EXERCISE BRIEF | Check each line of the material below, and copy it if it holds the string "化学试剂".

EXTRACTED MATERIAL |
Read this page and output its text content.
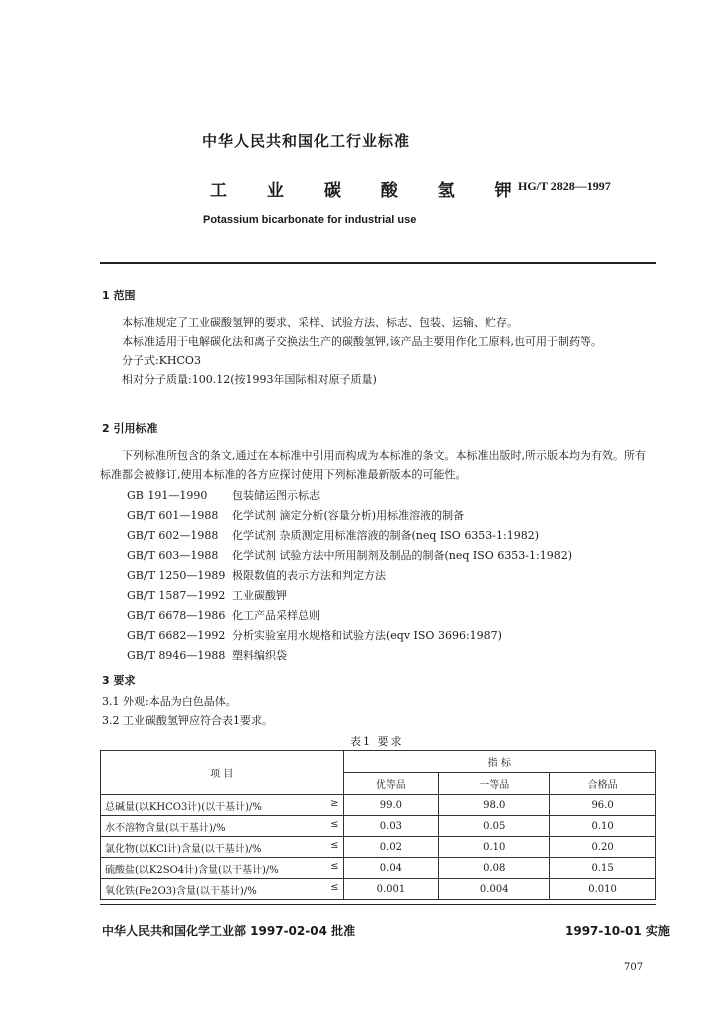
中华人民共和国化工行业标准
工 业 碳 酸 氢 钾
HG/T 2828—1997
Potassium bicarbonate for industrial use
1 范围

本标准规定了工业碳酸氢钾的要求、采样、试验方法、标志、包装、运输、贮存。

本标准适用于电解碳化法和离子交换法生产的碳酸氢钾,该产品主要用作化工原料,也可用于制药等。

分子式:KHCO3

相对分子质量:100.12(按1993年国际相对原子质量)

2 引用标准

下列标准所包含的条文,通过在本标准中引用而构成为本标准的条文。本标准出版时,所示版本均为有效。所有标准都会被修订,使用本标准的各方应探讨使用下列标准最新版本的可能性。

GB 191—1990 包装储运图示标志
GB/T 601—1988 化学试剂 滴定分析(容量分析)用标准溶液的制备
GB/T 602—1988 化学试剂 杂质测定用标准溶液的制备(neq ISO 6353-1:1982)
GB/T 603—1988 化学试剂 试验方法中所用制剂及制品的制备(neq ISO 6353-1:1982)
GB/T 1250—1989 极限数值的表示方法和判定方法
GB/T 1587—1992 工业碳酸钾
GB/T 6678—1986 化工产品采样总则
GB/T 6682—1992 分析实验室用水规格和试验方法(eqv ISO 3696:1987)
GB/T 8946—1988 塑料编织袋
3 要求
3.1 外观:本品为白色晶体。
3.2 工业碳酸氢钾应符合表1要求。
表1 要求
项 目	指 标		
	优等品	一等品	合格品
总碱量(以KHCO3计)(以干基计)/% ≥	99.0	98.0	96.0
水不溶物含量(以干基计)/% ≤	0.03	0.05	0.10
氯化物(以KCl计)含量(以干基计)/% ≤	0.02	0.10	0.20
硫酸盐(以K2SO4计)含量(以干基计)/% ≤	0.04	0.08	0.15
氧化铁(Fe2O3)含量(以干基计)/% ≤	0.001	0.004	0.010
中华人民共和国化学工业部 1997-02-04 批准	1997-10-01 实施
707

EXERCISE RESPONSE |
GB/T 601—1988 化学试剂 滴定分析(容量分析)用标准溶液的制备
GB/T 602—1988 化学试剂 杂质测定用标准溶液的制备(neq ISO 6353-1:1982)
GB/T 603—1988 化学试剂 试验方法中所用制剂及制品的制备(neq ISO 6353-1:1982)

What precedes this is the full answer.